## [Aufgabe a]
Entnimm den Zeilen aus den Einträgen der Sammlung alles von der ersten Zeile bis einschließlich der Zeile mit "button[interactable]: Send bbox=[905, 912, 937, 944]". Gib diese Zeilen unverändert wieder.

## [Dokumenttext]
┄┄┄┄┄┄┄┄┄┄┄┄┄┄┄┄┄┄┄┄

Ein Kommentar von Eckhard Bieger SJ


Kategorie: Politik

Kommentare (1)

  1. R. Bloch am 07.03.2018
    Lieber Eckhard!
    Einem "Kirchenmann" darf man die Einmischung in die Politik nicht absprechen. Er ist ein Bürger dieses Landes wie andere auch. Selbst wenn er in der Öffentlichkeit mitunter eine besondere Stellung einnimmt, doch er hat keine Sonderrechte.

    Ich erinnere mich gerne zurück an meine Jugend ( ich war ein sehr eifriger Katholik) als die Kanzel vor Wahlen immer "mißbraucht" wurde. Damals hatte ich dagegen keine Einwände, zumal ich bereits als Kind den 1. Bundeskanzler unserer Republik sehr schätzte, ja bewunderte. Als ich dann älter wurde änderte sich auch meine Haltung.

    Meinungsbildung ist leider bei den meisten Menschen immer noch emotional feststellbar. Nur wenige geben sich dem Studium hin und versuchen die Materie zu erfassen, zu analysieren, zu begreifen und sich letztlich ihre persönliche Meinung zu bilden. Natürlich gehören Diskutanten hierzu, doch keine Stammtische.

    Ich lese gerade die "Zeit". Mag sein, dass diese Wochenzeitung nicht Dein Journal ist. Ich würde dies tolerieren. Wenn ich den Leitartikel auf der ersten Seite über die heutige CDU lese dann erreicht mich Schrecken. Nichts ist in dieser Partei geklärt, keine Richtung, kein Inhalt und schon gar keine Identität - aber alles ist irgendwie gut. Bei der CDU merkt man, dass Politik ein Wut verarbeitendes Gewerbe sein kann. Die neue Generalsekretärin sagt: jetzt gehe es frisch ans Programmatische, von Stund an werde sich die CDU ihrer Grundlagen in einer umstürzenden Welt versichern. Kann sein, kann nicht sein. Die CDU zeichnet sich traditionell eher weniger als als Programmpartei aus, weswegen sie auch so herrlich frustresistent ist. Wer sich nicht viel vornimmt, der kann auch nicht so leicht scheitern.

    Erinnere Dich an die Zwischenrufe des letzten Parteitages der CDU vor einigen Tagen: " Die Hütte brennt " - so rief eine Delegierte.

    Etwas habe ich den Eindruck, dass es Menschen gibt die sich keine Oposition wünschen. Liege ich da falsch? Die SPD hat in den zurückliegenden Monaten ebenfalls nicht glücklich operiert. Ich bleibe aber bei meiner Auffassung, dass die letzte, heute noch geschäftsführend tätige Regierung nicht schlecht gearbeitet hat. Insbesondere waren es die SPD Minister die viel für die Menschen umgesetzt haben. Ich hoffe es gefällt auch Dir wenn sich der Mindestlohn nach oben bewegt hat (dies ist nur ein Beispiel). Herr Schäuble hat ebenfalls gut gewirtschaftet. Mit vielem war ich allerdings nicht einverstanden (seine Haltung gegenüber den südeuropäischen Staaten). Aber dies ist zu akzeptieren und ich tue dies als Demokrat.

    Das Personal - Tableau der künftigen Regierung überzeugt mich bisweilen nicht. Hierbei ist die Liste der SPD ja noch nicht bekannt. Denke einmal darüber nach was uns hier an Fortschritt erwartet?

    Ich grüße Dich aus der Schweiz und wünsche Dir weiter viel Kraft und Mut für die Aufgaben die Du Dir selbst gestellt hast zu erledigen.

┄┄┄┄┄┄┄┄┄┄┄┄┄┄┄┄┄┄┄┄

## [Einträge der Sammlung]

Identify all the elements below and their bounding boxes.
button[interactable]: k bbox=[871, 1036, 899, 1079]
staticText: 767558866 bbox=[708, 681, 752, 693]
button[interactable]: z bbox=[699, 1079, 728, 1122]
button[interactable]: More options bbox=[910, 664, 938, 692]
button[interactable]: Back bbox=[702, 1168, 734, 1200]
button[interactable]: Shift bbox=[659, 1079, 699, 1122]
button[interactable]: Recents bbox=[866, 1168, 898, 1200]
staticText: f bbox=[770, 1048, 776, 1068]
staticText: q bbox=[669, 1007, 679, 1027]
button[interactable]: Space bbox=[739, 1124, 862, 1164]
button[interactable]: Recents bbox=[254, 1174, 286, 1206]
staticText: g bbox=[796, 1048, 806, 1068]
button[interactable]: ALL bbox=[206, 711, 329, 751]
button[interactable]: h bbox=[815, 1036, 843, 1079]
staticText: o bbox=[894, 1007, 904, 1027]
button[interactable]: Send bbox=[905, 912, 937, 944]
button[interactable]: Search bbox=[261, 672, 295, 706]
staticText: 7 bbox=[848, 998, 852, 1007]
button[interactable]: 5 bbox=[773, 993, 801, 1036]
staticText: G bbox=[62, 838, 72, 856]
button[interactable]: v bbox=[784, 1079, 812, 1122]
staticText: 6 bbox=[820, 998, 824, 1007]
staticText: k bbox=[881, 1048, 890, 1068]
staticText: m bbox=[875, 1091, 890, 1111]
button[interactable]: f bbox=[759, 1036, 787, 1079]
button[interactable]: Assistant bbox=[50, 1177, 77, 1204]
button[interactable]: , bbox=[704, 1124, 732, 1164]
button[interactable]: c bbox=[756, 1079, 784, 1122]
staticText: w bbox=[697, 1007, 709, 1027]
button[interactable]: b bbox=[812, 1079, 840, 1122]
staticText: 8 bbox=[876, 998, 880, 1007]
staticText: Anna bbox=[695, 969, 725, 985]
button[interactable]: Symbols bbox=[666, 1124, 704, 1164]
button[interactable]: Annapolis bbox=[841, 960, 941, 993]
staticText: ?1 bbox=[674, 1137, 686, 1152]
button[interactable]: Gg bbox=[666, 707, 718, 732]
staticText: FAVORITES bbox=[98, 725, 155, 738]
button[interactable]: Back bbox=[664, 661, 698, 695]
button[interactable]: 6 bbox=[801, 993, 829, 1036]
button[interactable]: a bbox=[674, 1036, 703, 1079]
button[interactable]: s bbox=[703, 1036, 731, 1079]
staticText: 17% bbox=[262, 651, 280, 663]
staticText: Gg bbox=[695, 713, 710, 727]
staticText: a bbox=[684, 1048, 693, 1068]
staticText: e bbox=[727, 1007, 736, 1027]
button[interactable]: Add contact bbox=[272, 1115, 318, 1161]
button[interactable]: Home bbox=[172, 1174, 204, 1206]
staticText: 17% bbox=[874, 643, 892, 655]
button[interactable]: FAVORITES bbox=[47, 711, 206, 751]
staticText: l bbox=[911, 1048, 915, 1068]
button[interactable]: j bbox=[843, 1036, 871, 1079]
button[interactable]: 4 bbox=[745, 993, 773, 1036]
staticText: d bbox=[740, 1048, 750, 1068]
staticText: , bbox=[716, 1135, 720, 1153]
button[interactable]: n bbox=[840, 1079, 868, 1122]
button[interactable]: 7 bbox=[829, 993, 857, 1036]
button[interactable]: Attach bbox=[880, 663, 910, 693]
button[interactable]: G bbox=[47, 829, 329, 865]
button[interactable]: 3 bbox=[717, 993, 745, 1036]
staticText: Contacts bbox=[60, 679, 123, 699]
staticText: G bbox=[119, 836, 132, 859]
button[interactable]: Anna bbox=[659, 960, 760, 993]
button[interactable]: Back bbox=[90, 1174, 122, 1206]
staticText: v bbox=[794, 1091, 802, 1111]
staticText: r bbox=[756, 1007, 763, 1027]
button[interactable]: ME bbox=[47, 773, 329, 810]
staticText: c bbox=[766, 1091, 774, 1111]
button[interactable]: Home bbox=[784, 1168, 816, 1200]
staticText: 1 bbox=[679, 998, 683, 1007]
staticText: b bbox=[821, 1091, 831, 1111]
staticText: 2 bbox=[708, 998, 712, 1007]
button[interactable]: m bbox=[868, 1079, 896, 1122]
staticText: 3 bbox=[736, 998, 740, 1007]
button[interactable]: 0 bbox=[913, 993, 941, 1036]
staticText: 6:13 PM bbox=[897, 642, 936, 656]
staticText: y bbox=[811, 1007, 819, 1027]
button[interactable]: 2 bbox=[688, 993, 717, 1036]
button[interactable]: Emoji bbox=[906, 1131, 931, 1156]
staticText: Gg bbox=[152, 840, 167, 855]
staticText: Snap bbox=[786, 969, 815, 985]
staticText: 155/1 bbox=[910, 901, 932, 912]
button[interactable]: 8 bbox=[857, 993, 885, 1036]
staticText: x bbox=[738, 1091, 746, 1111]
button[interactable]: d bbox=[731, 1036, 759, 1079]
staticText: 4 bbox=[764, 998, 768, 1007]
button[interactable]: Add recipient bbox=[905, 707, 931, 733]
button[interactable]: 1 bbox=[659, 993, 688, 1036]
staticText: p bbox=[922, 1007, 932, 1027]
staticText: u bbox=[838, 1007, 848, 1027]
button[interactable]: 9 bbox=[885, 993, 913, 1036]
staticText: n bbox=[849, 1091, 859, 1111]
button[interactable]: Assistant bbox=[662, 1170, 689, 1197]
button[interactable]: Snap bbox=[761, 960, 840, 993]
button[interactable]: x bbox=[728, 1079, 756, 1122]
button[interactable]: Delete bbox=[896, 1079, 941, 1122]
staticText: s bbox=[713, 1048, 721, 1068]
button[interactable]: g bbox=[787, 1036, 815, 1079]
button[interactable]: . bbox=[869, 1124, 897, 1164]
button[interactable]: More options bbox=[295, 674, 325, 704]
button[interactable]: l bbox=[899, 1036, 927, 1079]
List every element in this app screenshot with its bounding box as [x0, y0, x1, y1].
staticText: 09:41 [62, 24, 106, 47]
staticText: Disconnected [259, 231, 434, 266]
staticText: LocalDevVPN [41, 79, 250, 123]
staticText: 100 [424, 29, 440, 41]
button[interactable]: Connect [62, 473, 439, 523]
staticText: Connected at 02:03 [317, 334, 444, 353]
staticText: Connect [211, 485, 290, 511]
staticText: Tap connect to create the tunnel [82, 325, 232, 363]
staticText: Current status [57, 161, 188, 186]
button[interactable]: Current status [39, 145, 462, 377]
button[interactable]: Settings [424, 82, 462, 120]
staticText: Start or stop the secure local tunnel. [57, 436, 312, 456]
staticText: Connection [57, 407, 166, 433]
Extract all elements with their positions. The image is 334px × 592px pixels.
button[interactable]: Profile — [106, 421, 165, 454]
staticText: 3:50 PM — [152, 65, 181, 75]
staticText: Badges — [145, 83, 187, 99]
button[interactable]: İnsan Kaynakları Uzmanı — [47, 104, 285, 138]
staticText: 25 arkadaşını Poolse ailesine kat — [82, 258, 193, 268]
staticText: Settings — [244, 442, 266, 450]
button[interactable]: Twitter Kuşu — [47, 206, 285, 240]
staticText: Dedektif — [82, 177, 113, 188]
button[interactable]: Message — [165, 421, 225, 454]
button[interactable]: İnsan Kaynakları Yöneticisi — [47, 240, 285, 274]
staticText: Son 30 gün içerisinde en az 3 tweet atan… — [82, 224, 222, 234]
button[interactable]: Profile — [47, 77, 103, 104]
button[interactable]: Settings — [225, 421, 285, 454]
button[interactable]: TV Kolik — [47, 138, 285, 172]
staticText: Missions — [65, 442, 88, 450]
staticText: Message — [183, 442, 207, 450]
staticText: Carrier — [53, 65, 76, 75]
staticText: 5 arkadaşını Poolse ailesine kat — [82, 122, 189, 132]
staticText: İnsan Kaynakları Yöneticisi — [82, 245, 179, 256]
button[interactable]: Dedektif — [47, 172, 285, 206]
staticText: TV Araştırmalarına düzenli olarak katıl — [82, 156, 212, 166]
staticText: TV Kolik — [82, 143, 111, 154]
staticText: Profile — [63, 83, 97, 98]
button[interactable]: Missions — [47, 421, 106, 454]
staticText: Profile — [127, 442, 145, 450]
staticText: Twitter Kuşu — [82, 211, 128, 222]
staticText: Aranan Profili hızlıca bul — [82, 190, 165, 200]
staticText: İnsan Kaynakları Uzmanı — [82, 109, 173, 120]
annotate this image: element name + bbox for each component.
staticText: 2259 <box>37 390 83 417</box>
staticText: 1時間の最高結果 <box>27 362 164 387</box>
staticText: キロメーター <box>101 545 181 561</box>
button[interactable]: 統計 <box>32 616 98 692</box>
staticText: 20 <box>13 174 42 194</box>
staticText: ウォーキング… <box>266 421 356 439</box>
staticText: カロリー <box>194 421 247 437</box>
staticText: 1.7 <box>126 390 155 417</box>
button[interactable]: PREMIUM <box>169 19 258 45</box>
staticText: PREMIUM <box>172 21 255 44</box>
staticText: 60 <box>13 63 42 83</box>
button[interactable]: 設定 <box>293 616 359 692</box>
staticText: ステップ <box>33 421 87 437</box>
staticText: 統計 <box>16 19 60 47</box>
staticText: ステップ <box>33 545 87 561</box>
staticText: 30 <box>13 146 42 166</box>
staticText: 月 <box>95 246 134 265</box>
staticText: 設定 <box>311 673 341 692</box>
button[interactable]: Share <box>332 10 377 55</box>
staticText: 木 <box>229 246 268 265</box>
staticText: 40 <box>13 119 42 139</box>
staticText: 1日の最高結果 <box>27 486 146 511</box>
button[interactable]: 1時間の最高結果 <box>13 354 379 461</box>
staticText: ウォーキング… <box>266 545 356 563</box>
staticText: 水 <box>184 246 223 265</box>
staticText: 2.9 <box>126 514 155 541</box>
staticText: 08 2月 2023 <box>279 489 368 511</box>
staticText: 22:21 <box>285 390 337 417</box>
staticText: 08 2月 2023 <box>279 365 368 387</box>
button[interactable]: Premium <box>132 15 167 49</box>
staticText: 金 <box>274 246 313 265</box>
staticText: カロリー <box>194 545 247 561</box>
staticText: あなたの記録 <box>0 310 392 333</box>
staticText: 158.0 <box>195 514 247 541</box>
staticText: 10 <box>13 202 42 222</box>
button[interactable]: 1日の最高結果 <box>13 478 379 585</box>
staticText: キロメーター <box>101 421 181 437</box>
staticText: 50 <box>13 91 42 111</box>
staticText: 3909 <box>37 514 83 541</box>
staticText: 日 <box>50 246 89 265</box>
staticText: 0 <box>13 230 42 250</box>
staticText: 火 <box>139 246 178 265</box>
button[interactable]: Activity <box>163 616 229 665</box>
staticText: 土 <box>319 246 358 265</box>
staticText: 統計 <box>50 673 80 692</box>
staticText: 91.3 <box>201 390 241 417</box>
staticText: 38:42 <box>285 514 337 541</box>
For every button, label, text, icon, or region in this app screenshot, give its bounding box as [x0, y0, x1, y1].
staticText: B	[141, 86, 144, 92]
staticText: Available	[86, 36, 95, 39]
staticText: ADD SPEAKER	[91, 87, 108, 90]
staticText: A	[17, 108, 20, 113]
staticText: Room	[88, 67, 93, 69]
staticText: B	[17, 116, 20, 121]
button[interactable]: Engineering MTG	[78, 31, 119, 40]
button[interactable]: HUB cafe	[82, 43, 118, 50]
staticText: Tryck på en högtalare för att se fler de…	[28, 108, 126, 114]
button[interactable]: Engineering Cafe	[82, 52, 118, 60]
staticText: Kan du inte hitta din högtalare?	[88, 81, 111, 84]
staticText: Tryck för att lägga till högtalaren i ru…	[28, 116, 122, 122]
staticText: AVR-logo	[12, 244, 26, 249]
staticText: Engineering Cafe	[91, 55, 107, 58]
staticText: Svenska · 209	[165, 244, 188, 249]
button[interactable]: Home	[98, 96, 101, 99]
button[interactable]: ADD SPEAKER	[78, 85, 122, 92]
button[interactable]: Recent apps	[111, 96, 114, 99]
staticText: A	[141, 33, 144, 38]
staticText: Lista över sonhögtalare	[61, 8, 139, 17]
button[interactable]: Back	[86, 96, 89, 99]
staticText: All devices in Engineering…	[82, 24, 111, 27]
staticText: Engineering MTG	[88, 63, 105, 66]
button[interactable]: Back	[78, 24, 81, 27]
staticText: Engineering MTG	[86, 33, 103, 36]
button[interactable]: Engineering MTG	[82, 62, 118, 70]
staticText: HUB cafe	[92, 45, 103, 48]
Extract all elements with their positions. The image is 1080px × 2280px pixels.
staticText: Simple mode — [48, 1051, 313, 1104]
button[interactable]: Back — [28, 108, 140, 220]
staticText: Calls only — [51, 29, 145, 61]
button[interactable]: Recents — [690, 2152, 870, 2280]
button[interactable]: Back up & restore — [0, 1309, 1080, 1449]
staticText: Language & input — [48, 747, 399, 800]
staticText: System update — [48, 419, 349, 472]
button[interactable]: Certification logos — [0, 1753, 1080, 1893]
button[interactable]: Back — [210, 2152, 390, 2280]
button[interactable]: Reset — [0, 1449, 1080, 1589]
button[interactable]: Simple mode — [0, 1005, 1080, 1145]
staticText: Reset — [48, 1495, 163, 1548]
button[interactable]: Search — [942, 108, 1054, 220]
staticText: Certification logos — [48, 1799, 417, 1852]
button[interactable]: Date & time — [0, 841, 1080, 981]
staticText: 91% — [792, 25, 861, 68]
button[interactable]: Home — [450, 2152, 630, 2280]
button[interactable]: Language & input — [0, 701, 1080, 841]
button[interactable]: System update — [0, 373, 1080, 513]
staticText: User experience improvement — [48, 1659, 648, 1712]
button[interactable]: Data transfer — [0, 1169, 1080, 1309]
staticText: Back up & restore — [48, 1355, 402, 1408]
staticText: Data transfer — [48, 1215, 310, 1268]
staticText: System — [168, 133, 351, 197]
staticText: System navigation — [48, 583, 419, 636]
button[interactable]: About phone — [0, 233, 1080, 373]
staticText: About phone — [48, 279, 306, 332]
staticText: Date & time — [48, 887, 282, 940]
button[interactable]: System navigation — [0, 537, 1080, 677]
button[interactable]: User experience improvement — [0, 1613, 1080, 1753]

┄┄┄┄┄┄┄┄┄┄┄┄┄┄┄┄┄┄┄┄

## [Aufgabe b]
Kopiere aus dem Leserkommentar wortgetreu alles von "Meinungsbildung ist leider" bis einschließlich "doch keine Stammtische.".

## [Schriftliche Antwort a]
Identify all the elements below and their bounding boxes.
button[interactable]: k bbox=[871, 1036, 899, 1079]
staticText: 767558866 bbox=[708, 681, 752, 693]
button[interactable]: z bbox=[699, 1079, 728, 1122]
button[interactable]: More options bbox=[910, 664, 938, 692]
button[interactable]: Back bbox=[702, 1168, 734, 1200]
button[interactable]: Shift bbox=[659, 1079, 699, 1122]
button[interactable]: Recents bbox=[866, 1168, 898, 1200]
staticText: f bbox=[770, 1048, 776, 1068]
staticText: q bbox=[669, 1007, 679, 1027]
button[interactable]: Space bbox=[739, 1124, 862, 1164]
button[interactable]: Recents bbox=[254, 1174, 286, 1206]
staticText: g bbox=[796, 1048, 806, 1068]
button[interactable]: ALL bbox=[206, 711, 329, 751]
button[interactable]: h bbox=[815, 1036, 843, 1079]
staticText: o bbox=[894, 1007, 904, 1027]
button[interactable]: Send bbox=[905, 912, 937, 944]

## [Schriftliche Antwort b]
Meinungsbildung ist leider bei den meisten Menschen immer noch emotional feststellbar. Nur wenige geben sich dem Studium hin und versuchen die Materie zu erfassen, zu analysieren, zu begreifen und sich letztlich ihre persönliche Meinung zu bilden. Natürlich gehören Diskutanten hierzu, doch keine Stammtische.